*Task to complete:* Extract the text of every entry below exactly; leave images out.

Data tied to figure images:
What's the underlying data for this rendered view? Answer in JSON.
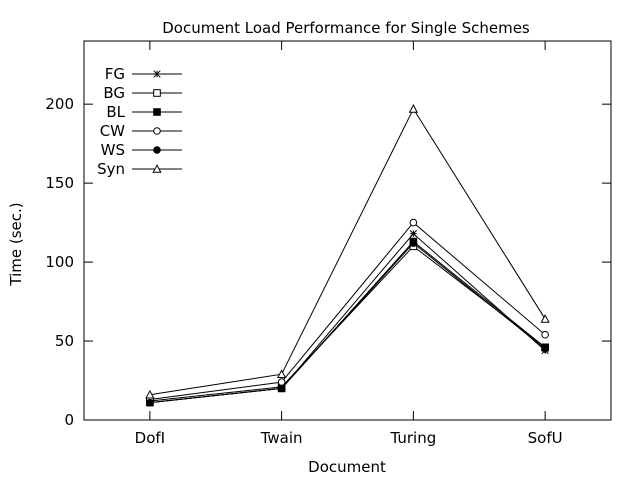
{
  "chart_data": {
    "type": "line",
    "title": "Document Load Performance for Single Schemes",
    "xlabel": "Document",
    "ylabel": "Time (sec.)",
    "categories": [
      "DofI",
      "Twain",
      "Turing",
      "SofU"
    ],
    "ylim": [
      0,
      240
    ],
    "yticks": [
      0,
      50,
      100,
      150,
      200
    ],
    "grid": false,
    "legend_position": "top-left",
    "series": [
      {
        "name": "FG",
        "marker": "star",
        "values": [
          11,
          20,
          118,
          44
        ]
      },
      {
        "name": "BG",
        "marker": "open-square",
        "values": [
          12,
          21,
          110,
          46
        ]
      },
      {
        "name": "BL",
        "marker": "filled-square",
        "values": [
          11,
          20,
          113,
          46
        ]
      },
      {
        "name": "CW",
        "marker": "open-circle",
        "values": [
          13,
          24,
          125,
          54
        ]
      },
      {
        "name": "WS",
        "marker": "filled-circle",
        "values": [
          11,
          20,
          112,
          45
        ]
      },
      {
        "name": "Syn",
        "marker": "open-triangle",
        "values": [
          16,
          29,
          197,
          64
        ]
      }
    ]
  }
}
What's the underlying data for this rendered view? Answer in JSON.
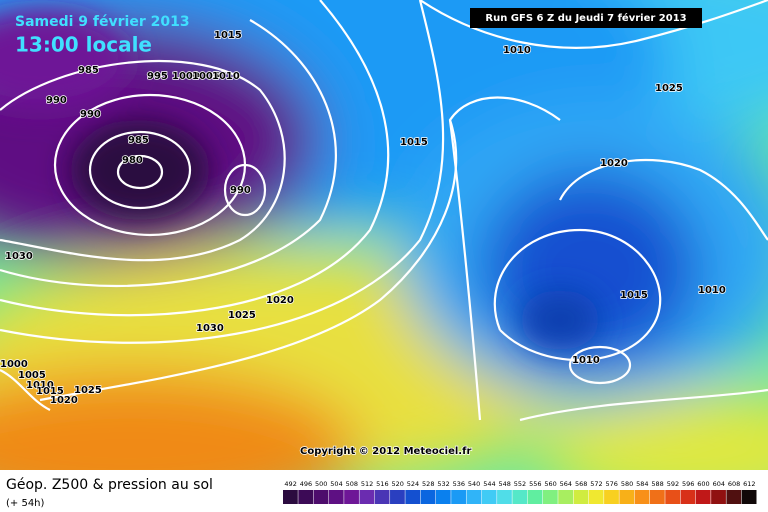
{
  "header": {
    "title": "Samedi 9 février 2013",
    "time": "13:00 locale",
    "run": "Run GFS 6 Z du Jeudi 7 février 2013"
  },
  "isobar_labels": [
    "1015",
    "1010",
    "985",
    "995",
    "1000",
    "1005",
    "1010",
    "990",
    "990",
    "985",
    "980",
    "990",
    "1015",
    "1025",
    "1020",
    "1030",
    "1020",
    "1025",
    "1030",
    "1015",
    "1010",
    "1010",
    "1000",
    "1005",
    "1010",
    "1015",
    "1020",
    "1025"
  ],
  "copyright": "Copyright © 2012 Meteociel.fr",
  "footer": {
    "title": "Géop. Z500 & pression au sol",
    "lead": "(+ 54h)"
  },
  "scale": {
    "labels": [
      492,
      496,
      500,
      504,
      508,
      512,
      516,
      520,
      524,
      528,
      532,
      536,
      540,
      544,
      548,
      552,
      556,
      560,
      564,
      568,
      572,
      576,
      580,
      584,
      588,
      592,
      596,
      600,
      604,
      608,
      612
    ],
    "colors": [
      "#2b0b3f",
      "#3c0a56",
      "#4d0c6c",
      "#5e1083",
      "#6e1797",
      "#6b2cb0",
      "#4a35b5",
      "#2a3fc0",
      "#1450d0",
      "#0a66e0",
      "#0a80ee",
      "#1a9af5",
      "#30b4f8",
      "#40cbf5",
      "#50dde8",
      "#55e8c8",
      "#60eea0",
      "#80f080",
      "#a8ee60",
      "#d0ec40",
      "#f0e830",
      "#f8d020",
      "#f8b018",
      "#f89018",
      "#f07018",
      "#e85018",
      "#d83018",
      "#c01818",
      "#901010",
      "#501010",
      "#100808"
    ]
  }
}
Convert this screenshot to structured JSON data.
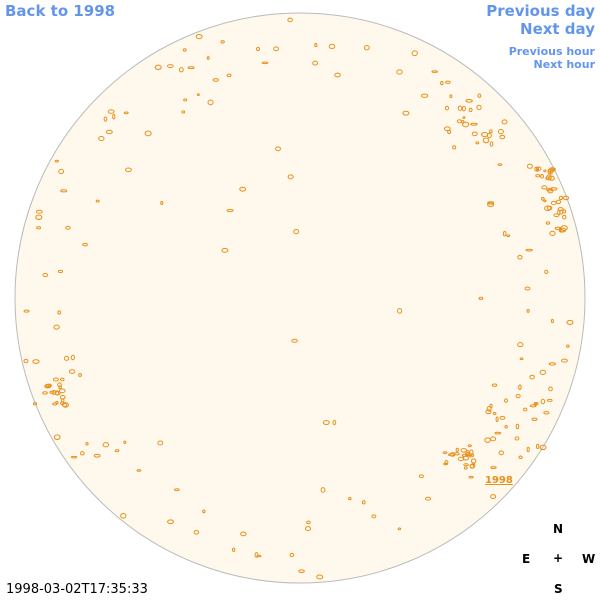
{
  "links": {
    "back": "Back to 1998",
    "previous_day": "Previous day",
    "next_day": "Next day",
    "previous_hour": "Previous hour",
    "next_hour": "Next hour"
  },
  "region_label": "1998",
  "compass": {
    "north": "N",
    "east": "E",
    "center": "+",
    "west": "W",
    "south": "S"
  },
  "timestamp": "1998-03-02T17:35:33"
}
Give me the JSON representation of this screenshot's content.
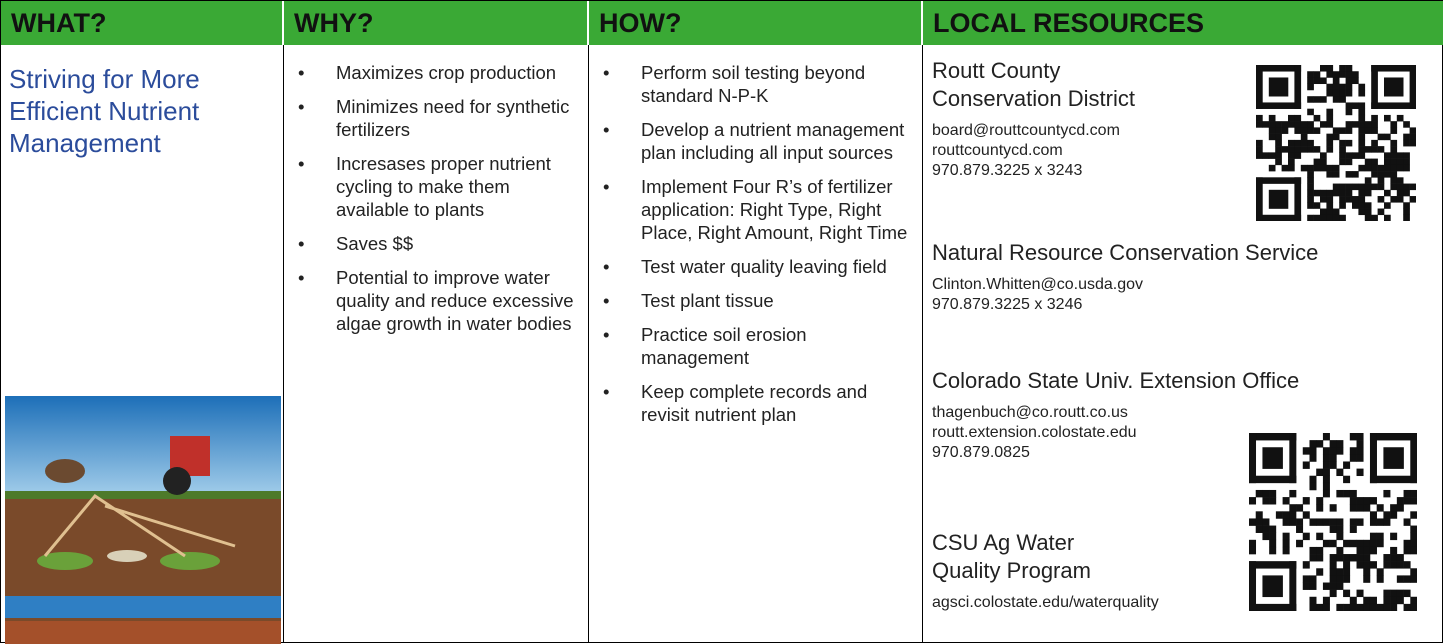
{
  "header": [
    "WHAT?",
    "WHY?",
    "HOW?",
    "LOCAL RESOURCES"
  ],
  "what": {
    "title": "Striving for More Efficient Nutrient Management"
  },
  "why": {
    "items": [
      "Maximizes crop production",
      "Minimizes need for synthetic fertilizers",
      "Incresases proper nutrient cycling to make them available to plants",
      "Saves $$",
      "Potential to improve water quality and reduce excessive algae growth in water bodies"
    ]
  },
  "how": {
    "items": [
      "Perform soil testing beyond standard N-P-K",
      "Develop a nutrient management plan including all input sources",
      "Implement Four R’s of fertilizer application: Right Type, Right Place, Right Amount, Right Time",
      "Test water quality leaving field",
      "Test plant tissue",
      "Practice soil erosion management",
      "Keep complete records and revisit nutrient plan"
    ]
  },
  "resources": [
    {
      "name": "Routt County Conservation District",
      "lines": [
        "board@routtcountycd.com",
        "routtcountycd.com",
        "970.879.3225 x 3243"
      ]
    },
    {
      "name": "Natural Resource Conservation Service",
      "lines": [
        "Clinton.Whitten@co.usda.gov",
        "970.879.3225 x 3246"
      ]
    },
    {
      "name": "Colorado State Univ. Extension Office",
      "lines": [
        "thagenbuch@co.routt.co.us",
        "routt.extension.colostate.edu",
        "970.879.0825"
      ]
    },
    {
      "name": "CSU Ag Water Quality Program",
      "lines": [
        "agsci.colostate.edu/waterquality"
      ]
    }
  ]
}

*Exercise response:*
What's the underlying data for this rendered view? Answer in JSON.
{
  "chart_data": {
    "type": "line",
    "title": "Document Load Performance for Single Schemes",
    "xlabel": "Document",
    "ylabel": "Time (sec.)",
    "categories": [
      "DofI",
      "Twain",
      "Turing",
      "SofU"
    ],
    "ylim": [
      0,
      240
    ],
    "yticks": [
      0,
      50,
      100,
      150,
      200
    ],
    "grid": false,
    "legend_position": "top-left",
    "series": [
      {
        "name": "FG",
        "marker": "star",
        "values": [
          11,
          20,
          118,
          44
        ]
      },
      {
        "name": "BG",
        "marker": "open-square",
        "values": [
          12,
          21,
          110,
          46
        ]
      },
      {
        "name": "BL",
        "marker": "filled-square",
        "values": [
          11,
          20,
          113,
          46
        ]
      },
      {
        "name": "CW",
        "marker": "open-circle",
        "values": [
          13,
          24,
          125,
          54
        ]
      },
      {
        "name": "WS",
        "marker": "filled-circle",
        "values": [
          11,
          20,
          112,
          45
        ]
      },
      {
        "name": "Syn",
        "marker": "open-triangle",
        "values": [
          16,
          29,
          197,
          64
        ]
      }
    ]
  }
}
What's the underlying data for this rendered view? Answer in JSON.
{
  "header": {
    "title": "Samedi 9 février 2013",
    "time": "13:00 locale",
    "run": "Run GFS 6 Z du Jeudi 7 février 2013"
  },
  "isobar_labels": [
    "1015",
    "1010",
    "985",
    "995",
    "1000",
    "1005",
    "1010",
    "990",
    "990",
    "985",
    "980",
    "990",
    "1015",
    "1025",
    "1020",
    "1030",
    "1020",
    "1025",
    "1030",
    "1015",
    "1010",
    "1010",
    "1000",
    "1005",
    "1010",
    "1015",
    "1020",
    "1025"
  ],
  "copyright": "Copyright © 2012 Meteociel.fr",
  "footer": {
    "title": "Géop. Z500 & pression au sol",
    "lead": "(+ 54h)"
  },
  "scale": {
    "labels": [
      492,
      496,
      500,
      504,
      508,
      512,
      516,
      520,
      524,
      528,
      532,
      536,
      540,
      544,
      548,
      552,
      556,
      560,
      564,
      568,
      572,
      576,
      580,
      584,
      588,
      592,
      596,
      600,
      604,
      608,
      612
    ],
    "colors": [
      "#2b0b3f",
      "#3c0a56",
      "#4d0c6c",
      "#5e1083",
      "#6e1797",
      "#6b2cb0",
      "#4a35b5",
      "#2a3fc0",
      "#1450d0",
      "#0a66e0",
      "#0a80ee",
      "#1a9af5",
      "#30b4f8",
      "#40cbf5",
      "#50dde8",
      "#55e8c8",
      "#60eea0",
      "#80f080",
      "#a8ee60",
      "#d0ec40",
      "#f0e830",
      "#f8d020",
      "#f8b018",
      "#f89018",
      "#f07018",
      "#e85018",
      "#d83018",
      "#c01818",
      "#901010",
      "#501010",
      "#100808"
    ]
  }
}
Convert this screenshot to structured JSON data.
{
  "links": {
    "back": "Back to 1998",
    "previous_day": "Previous day",
    "next_day": "Next day",
    "previous_hour": "Previous hour",
    "next_hour": "Next hour"
  },
  "region_label": "1998",
  "compass": {
    "north": "N",
    "east": "E",
    "center": "+",
    "west": "W",
    "south": "S"
  },
  "timestamp": "1998-03-02T17:35:33"
}
Give me the JSON representation of this screenshot's content.
{
  "header": [
    "WHAT?",
    "WHY?",
    "HOW?",
    "LOCAL RESOURCES"
  ],
  "what": {
    "title": "Striving for More Efficient Nutrient Management"
  },
  "why": {
    "items": [
      "Maximizes crop production",
      "Minimizes need for synthetic fertilizers",
      "Incresases proper nutrient cycling to make them available to plants",
      "Saves $$",
      "Potential to improve water quality and reduce excessive algae growth in water bodies"
    ]
  },
  "how": {
    "items": [
      "Perform soil testing beyond standard N-P-K",
      "Develop a nutrient management plan including all input sources",
      "Implement Four R’s of fertilizer application: Right Type, Right Place, Right Amount, Right Time",
      "Test water quality leaving field",
      "Test plant tissue",
      "Practice soil erosion management",
      "Keep complete records and revisit nutrient plan"
    ]
  },
  "resources": [
    {
      "name": "Routt County Conservation District",
      "lines": [
        "board@routtcountycd.com",
        "routtcountycd.com",
        "970.879.3225 x 3243"
      ]
    },
    {
      "name": "Natural Resource Conservation Service",
      "lines": [
        "Clinton.Whitten@co.usda.gov",
        "970.879.3225 x 3246"
      ]
    },
    {
      "name": "Colorado State Univ. Extension Office",
      "lines": [
        "thagenbuch@co.routt.co.us",
        "routt.extension.colostate.edu",
        "970.879.0825"
      ]
    },
    {
      "name": "CSU Ag Water Quality Program",
      "lines": [
        "agsci.colostate.edu/waterquality"
      ]
    }
  ]
}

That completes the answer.